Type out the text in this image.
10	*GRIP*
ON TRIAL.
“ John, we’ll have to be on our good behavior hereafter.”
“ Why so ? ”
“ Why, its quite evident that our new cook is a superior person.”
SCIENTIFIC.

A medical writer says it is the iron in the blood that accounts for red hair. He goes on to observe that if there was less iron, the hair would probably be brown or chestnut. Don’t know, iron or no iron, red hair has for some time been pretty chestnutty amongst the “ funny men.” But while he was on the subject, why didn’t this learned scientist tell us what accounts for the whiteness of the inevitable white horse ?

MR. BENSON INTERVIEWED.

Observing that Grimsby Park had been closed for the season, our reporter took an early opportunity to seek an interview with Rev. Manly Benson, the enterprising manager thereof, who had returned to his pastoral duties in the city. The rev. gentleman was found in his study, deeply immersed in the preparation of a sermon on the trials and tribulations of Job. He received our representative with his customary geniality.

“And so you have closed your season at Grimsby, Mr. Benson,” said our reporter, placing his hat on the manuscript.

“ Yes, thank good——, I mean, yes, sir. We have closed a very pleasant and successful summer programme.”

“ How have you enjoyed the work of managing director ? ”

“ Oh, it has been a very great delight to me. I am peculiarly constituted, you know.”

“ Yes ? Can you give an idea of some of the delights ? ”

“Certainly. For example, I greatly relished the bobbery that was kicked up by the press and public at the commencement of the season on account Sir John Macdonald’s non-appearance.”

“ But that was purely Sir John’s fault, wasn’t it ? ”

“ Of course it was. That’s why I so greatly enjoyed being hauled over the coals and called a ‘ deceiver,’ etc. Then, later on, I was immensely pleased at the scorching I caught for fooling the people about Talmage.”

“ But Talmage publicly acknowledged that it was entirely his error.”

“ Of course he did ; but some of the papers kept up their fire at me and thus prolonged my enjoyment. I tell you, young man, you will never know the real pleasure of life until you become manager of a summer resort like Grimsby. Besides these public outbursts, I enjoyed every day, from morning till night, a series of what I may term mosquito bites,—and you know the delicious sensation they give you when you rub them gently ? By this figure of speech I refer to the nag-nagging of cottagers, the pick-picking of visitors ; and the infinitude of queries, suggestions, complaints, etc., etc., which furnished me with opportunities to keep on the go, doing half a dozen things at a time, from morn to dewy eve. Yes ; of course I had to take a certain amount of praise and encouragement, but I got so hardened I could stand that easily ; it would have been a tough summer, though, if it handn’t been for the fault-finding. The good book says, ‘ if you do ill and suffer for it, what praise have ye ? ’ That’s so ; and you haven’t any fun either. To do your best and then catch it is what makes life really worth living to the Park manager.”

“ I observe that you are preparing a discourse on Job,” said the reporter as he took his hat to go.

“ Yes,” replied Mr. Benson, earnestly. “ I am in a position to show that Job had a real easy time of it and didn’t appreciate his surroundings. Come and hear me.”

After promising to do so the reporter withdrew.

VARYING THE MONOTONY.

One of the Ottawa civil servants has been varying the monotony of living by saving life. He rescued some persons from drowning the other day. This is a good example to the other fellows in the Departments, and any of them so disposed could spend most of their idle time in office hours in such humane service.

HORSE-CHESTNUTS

• _Short task_
From the records above, extract everything verbatim.

• _Exercise solution_
Type out the text in this image.
10	*GRIP*
ON TRIAL.
“ John, we’ll have to be on our good behavior hereafter.”
“ Why so ? ”
“ Why, its quite evident that our new cook is a superior person.”
SCIENTIFIC.

A medical writer says it is the iron in the blood that accounts for red hair. He goes on to observe that if there was less iron, the hair would probably be brown or chestnut. Don’t know, iron or no iron, red hair has for some time been pretty chestnutty amongst the “ funny men.” But while he was on the subject, why didn’t this learned scientist tell us what accounts for the whiteness of the inevitable white horse ?

MR. BENSON INTERVIEWED.

Observing that Grimsby Park had been closed for the season, our reporter took an early opportunity to seek an interview with Rev. Manly Benson, the enterprising manager thereof, who had returned to his pastoral duties in the city. The rev. gentleman was found in his study, deeply immersed in the preparation of a sermon on the trials and tribulations of Job. He received our representative with his customary geniality.

“And so you have closed your season at Grimsby, Mr. Benson,” said our reporter, placing his hat on the manuscript.

“ Yes, thank good——, I mean, yes, sir. We have closed a very pleasant and successful summer programme.”

“ How have you enjoyed the work of managing director ? ”

“ Oh, it has been a very great delight to me. I am peculiarly constituted, you know.”

“ Yes ? Can you give an idea of some of the delights ? ”

“Certainly. For example, I greatly relished the bobbery that was kicked up by the press and public at the commencement of the season on account Sir John Macdonald’s non-appearance.”

“ But that was purely Sir John’s fault, wasn’t it ? ”

“ Of course it was. That’s why I so greatly enjoyed being hauled over the coals and called a ‘ deceiver,’ etc. Then, later on, I was immensely pleased at the scorching I caught for fooling the people about Talmage.”

“ But Talmage publicly acknowledged that it was entirely his error.”

“ Of course he did ; but some of the papers kept up their fire at me and thus prolonged my enjoyment. I tell you, young man, you will never know the real pleasure of life until you become manager of a summer resort like Grimsby. Besides these public outbursts, I enjoyed every day, from morning till night, a series of what I may term mosquito bites,—and you know the delicious sensation they give you when you rub them gently ? By this figure of speech I refer to the nag-nagging of cottagers, the pick-picking of visitors ; and the infinitude of queries, suggestions, complaints, etc., etc., which furnished me with opportunities to keep on the go, doing half a dozen things at a time, from morn to dewy eve. Yes ; of course I had to take a certain amount of praise and encouragement, but I got so hardened I could stand that easily ; it would have been a tough summer, though, if it handn’t been for the fault-finding. The good book says, ‘ if you do ill and suffer for it, what praise have ye ? ’ That’s so ; and you haven’t any fun either. To do your best and then catch it is what makes life really worth living to the Park manager.”

“ I observe that you are preparing a discourse on Job,” said the reporter as he took his hat to go.

“ Yes,” replied Mr. Benson, earnestly. “ I am in a position to show that Job had a real easy time of it and didn’t appreciate his surroundings. Come and hear me.”

After promising to do so the reporter withdrew.

VARYING THE MONOTONY.

One of the Ottawa civil servants has been varying the monotony of living by saving life. He rescued some persons from drowning the other day. This is a good example to the other fellows in the Departments, and any of them so disposed could spend most of their idle time in office hours in such humane service.

HORSE-CHESTNUTS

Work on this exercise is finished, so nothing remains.